= Text block =
Originally published at The Pump Handle
In the late 1940s and 1950s, it became increasingly evident that mortality rates were falling rapidly worldwide, including in the developing world. In a 1965 analysis, economics professor George J. Stolnitz surmised that survival in the “underdeveloped world” was on the rise in part due to a decline in “economic misery” in these regions. But in 1975, Samuel Preston published a paper that changed the course of thought on the relationship between mortality and economic development.
In the Population Studies article “The changing relation between mortality and level of economic development,” Preston re-examined the relationship between mortality and economic development, producing a scatter diagram of relations between life expectancy and national income per head for nations in the 1900s, 1930s, and 1960s that has become one of the most important illustrations in population sciences. The diagram shows that life expectancy rose substantially in these decades no matter what the income level. Preston concluded that if income had been the only determining factor in life expectancy, observed income increases would have produced a gain in life expectancy of 2.5 years between 1938 and 1963, rather than the actual gain of 12.2 years. Preston further concluded that “factors exogenous to a country’s current level of income probably account for 75-90% of the growth in life expectancy for the world as a whole between the 1930s and the 1960s” and that income growth accounts for only 10-25% of this gain in life expectancy.

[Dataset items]

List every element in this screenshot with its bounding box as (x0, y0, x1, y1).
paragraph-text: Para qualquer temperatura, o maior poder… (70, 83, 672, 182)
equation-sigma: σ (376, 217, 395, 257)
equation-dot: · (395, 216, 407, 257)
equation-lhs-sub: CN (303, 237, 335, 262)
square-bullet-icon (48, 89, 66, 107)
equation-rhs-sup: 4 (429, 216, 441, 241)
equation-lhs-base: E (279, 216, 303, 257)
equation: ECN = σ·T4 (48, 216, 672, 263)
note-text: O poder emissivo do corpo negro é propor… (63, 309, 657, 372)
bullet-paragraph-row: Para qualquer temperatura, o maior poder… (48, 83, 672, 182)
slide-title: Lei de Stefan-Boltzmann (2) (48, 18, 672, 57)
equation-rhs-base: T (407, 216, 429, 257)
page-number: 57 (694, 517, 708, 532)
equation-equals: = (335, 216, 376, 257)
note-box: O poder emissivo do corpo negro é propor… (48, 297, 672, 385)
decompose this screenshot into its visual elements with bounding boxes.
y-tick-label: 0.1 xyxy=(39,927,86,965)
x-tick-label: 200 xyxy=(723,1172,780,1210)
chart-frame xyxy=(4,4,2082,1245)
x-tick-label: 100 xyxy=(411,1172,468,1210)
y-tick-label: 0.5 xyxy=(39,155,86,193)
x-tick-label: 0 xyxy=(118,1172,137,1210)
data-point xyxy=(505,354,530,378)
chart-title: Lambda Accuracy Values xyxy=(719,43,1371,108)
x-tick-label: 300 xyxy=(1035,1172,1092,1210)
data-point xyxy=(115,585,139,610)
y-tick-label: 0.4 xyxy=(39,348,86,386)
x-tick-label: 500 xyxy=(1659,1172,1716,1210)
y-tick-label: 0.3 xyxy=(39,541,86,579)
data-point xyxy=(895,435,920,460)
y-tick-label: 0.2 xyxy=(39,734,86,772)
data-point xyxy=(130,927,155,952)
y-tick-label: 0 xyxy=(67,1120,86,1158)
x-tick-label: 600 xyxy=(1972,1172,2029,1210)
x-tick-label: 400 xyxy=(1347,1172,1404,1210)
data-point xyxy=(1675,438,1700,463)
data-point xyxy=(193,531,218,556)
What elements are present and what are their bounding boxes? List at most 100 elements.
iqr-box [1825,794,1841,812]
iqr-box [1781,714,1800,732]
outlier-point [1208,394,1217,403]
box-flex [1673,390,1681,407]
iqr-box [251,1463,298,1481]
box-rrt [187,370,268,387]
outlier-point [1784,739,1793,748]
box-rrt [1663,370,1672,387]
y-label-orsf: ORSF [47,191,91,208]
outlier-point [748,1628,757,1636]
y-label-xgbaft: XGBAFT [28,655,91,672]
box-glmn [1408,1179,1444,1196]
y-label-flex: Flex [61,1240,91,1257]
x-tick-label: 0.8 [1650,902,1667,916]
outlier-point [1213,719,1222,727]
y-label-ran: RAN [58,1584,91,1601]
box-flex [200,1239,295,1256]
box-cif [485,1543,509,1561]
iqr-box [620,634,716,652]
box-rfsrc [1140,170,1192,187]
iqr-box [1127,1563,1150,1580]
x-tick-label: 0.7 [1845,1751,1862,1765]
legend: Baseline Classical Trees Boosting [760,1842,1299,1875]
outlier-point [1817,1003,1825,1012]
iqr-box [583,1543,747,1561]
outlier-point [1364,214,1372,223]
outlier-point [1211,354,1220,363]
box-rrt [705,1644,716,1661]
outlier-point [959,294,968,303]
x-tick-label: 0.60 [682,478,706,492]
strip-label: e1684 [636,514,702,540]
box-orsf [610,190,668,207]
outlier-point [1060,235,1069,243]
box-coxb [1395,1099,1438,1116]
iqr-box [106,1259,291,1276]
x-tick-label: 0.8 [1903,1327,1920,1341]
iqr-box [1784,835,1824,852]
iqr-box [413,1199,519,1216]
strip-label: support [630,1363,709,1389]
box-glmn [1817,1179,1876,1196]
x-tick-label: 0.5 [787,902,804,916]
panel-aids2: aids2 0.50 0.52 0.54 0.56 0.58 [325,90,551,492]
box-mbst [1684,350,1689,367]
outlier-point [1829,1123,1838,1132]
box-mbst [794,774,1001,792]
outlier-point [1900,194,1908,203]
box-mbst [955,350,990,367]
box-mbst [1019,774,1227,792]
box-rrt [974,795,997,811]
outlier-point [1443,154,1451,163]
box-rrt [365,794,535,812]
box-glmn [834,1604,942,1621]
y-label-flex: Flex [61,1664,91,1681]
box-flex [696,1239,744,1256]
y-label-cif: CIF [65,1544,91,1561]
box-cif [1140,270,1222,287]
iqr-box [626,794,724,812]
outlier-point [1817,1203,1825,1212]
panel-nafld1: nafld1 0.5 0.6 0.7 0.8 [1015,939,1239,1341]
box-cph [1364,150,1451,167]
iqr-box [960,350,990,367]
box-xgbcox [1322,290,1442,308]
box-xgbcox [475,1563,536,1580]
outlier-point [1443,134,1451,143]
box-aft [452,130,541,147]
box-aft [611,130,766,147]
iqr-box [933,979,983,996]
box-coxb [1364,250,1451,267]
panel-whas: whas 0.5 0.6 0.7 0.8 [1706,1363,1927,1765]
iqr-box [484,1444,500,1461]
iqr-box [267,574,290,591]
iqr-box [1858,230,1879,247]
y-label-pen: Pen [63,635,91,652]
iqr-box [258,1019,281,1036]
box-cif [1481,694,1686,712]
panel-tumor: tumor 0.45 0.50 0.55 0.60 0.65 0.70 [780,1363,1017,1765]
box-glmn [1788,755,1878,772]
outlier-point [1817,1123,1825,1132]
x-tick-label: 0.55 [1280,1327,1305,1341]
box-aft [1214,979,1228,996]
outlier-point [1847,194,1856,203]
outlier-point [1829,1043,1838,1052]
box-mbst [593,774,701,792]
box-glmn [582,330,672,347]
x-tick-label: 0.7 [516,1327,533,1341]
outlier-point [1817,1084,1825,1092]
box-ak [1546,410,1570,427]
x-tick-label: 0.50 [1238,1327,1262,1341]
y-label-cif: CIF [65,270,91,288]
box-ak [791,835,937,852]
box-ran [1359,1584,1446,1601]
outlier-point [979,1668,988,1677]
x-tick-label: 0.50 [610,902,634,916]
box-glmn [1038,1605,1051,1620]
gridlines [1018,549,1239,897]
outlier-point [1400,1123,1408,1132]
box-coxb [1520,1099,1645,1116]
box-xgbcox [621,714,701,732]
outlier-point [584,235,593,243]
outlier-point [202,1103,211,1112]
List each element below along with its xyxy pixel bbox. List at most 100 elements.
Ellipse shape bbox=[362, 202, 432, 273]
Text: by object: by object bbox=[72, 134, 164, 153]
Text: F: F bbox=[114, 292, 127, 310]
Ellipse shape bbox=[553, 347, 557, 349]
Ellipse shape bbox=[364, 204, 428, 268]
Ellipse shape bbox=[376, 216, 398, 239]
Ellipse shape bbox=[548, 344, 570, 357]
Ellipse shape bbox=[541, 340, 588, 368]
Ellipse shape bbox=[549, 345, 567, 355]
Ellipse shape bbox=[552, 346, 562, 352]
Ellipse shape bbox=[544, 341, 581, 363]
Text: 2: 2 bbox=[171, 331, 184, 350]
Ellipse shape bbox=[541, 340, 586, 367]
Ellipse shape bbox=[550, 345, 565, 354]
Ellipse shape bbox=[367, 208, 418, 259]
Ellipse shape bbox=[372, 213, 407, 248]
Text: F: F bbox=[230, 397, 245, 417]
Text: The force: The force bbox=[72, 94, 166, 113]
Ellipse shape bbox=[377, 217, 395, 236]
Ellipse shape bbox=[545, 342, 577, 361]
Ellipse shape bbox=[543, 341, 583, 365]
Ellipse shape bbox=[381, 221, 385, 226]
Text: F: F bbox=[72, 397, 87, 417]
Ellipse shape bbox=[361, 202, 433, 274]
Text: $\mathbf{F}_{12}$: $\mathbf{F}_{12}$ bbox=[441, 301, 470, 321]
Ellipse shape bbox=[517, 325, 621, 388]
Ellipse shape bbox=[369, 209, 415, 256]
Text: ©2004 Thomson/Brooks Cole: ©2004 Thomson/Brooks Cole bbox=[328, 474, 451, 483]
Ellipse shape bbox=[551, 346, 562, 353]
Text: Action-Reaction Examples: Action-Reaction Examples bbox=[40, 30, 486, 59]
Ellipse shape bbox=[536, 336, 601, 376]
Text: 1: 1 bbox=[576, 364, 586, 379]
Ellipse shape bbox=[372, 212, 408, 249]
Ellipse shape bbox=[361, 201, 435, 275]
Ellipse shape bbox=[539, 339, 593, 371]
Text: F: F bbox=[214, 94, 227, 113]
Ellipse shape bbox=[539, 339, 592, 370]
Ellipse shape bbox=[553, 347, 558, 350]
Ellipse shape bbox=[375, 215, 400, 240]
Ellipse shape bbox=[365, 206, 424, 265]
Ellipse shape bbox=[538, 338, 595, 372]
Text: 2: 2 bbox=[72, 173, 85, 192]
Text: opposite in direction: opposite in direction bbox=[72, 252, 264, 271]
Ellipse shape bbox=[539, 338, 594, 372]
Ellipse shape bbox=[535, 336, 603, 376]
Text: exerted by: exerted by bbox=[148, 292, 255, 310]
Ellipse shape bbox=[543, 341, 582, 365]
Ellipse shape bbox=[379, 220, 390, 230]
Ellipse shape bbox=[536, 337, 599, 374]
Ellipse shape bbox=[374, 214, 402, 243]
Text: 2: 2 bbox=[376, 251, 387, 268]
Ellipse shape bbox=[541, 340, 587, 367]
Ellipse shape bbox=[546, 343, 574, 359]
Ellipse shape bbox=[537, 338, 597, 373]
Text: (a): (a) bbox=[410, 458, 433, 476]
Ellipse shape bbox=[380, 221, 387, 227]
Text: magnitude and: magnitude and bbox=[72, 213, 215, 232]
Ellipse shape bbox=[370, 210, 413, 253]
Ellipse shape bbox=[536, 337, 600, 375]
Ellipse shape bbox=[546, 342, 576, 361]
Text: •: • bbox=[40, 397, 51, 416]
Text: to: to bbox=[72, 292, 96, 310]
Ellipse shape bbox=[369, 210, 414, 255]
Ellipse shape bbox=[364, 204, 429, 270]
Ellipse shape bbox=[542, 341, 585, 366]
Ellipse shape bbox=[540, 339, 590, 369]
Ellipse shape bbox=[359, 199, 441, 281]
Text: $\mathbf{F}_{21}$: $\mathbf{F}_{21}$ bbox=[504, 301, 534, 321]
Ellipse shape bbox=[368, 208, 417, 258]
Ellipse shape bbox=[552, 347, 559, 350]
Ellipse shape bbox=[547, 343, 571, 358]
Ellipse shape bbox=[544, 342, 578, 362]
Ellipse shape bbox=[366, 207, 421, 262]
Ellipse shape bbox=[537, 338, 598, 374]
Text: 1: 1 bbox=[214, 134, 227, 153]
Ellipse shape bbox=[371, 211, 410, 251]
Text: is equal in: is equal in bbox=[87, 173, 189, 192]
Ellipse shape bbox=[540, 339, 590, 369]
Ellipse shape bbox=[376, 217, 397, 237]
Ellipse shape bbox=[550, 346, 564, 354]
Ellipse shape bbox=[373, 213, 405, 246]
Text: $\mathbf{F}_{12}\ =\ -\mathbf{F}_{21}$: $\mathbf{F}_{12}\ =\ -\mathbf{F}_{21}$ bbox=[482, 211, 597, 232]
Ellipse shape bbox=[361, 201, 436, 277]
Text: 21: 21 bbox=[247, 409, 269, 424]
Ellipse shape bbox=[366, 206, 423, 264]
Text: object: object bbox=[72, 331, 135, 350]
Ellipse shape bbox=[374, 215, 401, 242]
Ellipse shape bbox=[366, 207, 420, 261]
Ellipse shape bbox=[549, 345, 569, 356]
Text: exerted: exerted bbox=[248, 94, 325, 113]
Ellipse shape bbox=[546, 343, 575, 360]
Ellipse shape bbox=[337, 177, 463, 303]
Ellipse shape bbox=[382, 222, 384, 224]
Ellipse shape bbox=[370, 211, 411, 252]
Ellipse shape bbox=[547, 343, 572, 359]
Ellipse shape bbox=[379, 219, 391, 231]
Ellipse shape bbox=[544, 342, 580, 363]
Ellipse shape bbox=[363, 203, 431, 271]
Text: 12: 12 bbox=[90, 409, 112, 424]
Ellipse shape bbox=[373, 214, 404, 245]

= Apply what you read =
- A) In the passage on mortality and economic development, how much would life expectancy have risen between 1938 and 1963 if income had been the only determining factor?
- B) Reproduce the passage on mortality and economic development between "Originally published at" and "and economic development.", inclusive.
- C) Continue the passage on mortality and economic development from its last sentence.

= Results =
- A) 2.5 years

- B)
Originally published at The Pump Handle
In the late 1940s and 1950s, it became increasingly evident that mortality rates were falling rapidly worldwide, including in the developing world. In a 1965 analysis, economics professor George J. Stolnitz surmised that survival in the “underdeveloped world” was on the rise in part due to a decline in “economic misery” in these regions. But in 1975, Samuel Preston published a paper that changed the course of thought on the relationship between mortality and economic development.

- C)
Preston’s next main task was to contemplate what these “exogenous factors” might be. Preston proposed that a number of factors aside from a nation’s level of income had contributed to mortality trends in more developed as well as in less developed countries over the previous quarter century. These factors were not necessarily developed in the country that enjoyed an increase in lifespan but rather were imported and therefore are, according to Preston, less dependent on endogenous wealth. The exact nature of these “exogenous” factors differed according to the level of development of the nation in question. Preston identified vaccines, antibiotics, and sulphonamides in more developed areas and insect control, sanitation, health education, and maternal and child health services in less developed areas as the main factors that contributed to increased life expectancy.
Preston’s paper continues to provide guidance in development theory and economics today. But there was and continues to be considerable resistance to Preston’s theory, mostly from economists. Shortly after Preston’s article appeared, Thomas McKeown published two books that argued essentially the opposite: that mortality patterns have everything to do with economic growth and standards of living. Pritchett and Summers argued in 1996 that national income growth naturally feeds into better education and health services, which in turn contribute to higher life expectancy.
How well does Preston’s analysis hold up today? For one thing, Preston did not foresee the seemingly intimate connection between development and the recent rapid increased incidence prevalence of some chronic diseases. As developing nations urbanize and become more affluent, noncommunicable diseases, such as cancer and heart disease, many secondary to “lifestyle” issues like obesity and lack of physical exercise, are now on the rise, with the potential to lower life expectancy significantly. So is wealthier healthier, to use the words of Pritchett and Summers? Not necessarily, as we are seeing increasingly.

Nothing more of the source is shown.